Problem details: Write out the passage of the article about FERG's tape that begins with the words containing "That framing matters" and ends with "same kinetic pace.". Keep it word for word.

** START Document text **

Harlem’s FERG (still very much tapping into that A$AP energy) blessed the masses with FLIP PHONE SHORTY – STRICTLY FOR DA STREETZ VOL. 1, a 12-track offering that’s loud, local, and built around a concept that’s bigger than nostalgia. Released via Trillagan Island, the project frames the “flip phone” as a whole mindset — less scrolling, more motion, more coded conversations, more real-time linkups.
“I got me some flip phones because I didn’t wanna be drowning myself with the internet s**t and being on social media all day,” he explained during a conversation about the project with HOT 97. “When I'm outside, I’m present, but when I’m back in the crib, that’s when I go back and check everything, and that's how I stay focused.”
That framing matters because it helps explain why the tape feels so intentionally street without being one-note. FERG swings between Uptown flex talk, city-specific roll calls, cartoonish punchlines, and throwback party cues that nod to multiple eras at once. Even the features read like deliberate scene changes and not random look-at-my-contact-list moments, as the project slides from Harlem to the Bay, to Atlanta, and even across the Pacific, while keeping the same kinetic pace.
Here are the biggest takeaways that jumped out as the tape’s clearest gems.

** END Document text **
** START Entries **

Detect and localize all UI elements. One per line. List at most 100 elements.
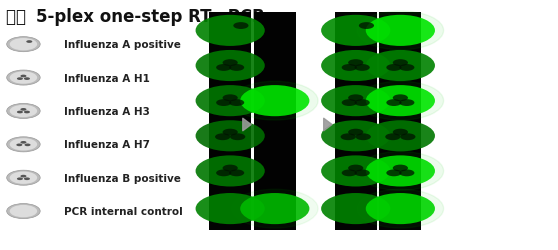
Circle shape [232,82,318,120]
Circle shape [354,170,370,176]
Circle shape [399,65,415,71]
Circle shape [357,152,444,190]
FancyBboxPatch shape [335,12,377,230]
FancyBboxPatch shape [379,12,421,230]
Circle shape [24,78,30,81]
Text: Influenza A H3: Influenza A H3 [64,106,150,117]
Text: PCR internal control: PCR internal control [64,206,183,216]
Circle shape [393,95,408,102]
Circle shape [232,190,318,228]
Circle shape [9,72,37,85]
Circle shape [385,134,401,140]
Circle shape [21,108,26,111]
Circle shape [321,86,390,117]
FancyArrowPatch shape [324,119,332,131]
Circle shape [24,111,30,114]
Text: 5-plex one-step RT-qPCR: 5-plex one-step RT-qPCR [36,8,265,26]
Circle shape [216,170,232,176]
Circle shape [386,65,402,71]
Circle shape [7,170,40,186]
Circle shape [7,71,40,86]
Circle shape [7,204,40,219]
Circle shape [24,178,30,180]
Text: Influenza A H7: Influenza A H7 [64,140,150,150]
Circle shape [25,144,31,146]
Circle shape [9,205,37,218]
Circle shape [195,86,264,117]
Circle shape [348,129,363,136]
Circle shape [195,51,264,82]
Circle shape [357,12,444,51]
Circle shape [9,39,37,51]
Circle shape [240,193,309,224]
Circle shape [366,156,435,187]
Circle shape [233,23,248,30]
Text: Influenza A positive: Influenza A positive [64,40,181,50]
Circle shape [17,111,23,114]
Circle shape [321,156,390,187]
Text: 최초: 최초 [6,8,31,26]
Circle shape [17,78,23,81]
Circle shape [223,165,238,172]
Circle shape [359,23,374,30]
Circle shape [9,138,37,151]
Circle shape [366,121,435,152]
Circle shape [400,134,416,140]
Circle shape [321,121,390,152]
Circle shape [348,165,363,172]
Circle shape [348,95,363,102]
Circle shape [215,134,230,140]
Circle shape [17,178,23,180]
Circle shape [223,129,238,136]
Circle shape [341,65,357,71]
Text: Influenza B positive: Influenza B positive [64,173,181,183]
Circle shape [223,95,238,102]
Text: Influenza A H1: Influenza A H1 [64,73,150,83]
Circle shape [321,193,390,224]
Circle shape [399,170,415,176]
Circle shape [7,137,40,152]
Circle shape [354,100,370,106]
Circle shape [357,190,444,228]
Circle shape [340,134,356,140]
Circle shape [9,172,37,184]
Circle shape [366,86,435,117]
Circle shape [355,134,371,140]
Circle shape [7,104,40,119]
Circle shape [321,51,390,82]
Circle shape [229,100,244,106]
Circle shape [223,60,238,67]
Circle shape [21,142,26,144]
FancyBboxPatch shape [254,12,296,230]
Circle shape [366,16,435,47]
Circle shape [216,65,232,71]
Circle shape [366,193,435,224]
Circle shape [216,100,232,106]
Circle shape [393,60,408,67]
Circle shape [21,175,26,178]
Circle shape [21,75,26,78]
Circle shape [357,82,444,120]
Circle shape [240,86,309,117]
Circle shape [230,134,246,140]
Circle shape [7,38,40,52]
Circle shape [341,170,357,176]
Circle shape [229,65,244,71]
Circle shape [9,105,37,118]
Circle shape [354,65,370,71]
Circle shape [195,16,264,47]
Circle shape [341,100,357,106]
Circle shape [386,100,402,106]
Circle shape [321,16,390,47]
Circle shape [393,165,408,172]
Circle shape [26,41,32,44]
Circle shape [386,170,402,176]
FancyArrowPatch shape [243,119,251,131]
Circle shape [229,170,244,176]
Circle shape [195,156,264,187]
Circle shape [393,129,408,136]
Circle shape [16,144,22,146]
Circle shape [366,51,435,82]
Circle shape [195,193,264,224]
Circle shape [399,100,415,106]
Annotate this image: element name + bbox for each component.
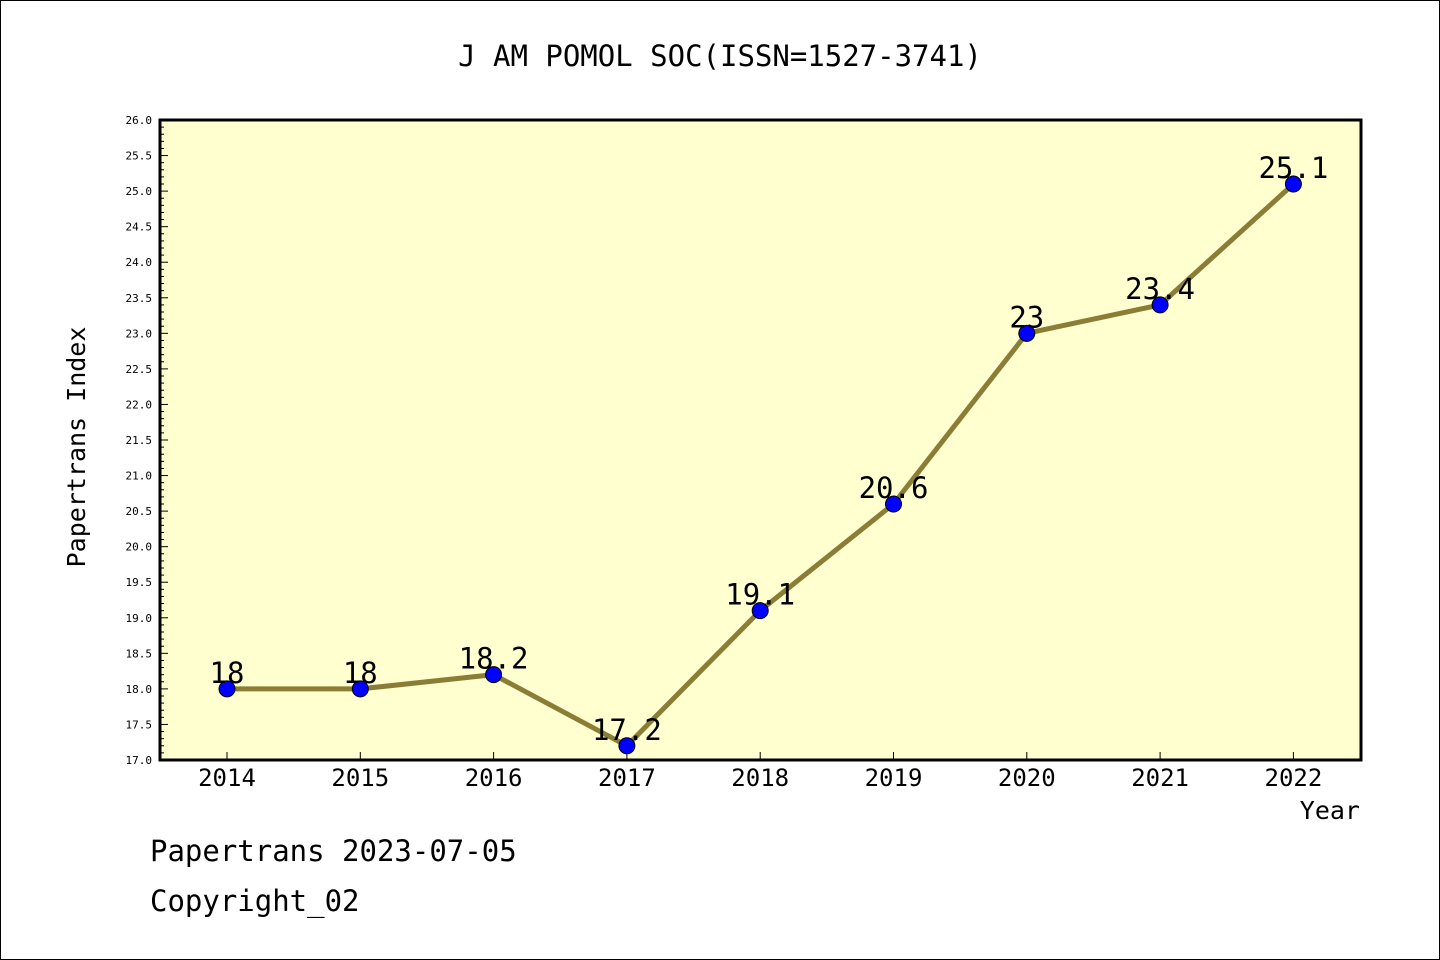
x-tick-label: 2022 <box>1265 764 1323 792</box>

** END Entries **

Result for this exercise:
That framing matters because it helps explain why the tape feels so intentionally street without being one-note. FERG swings between Uptown flex talk, city-specific roll calls, cartoonish punchlines, and throwback party cues that nod to multiple eras at once. Even the features read like deliberate scene changes and not random look-at-my-contact-list moments, as the project slides from Harlem to the Bay, to Atlanta, and even across the Pacific, while keeping the same kinetic pace.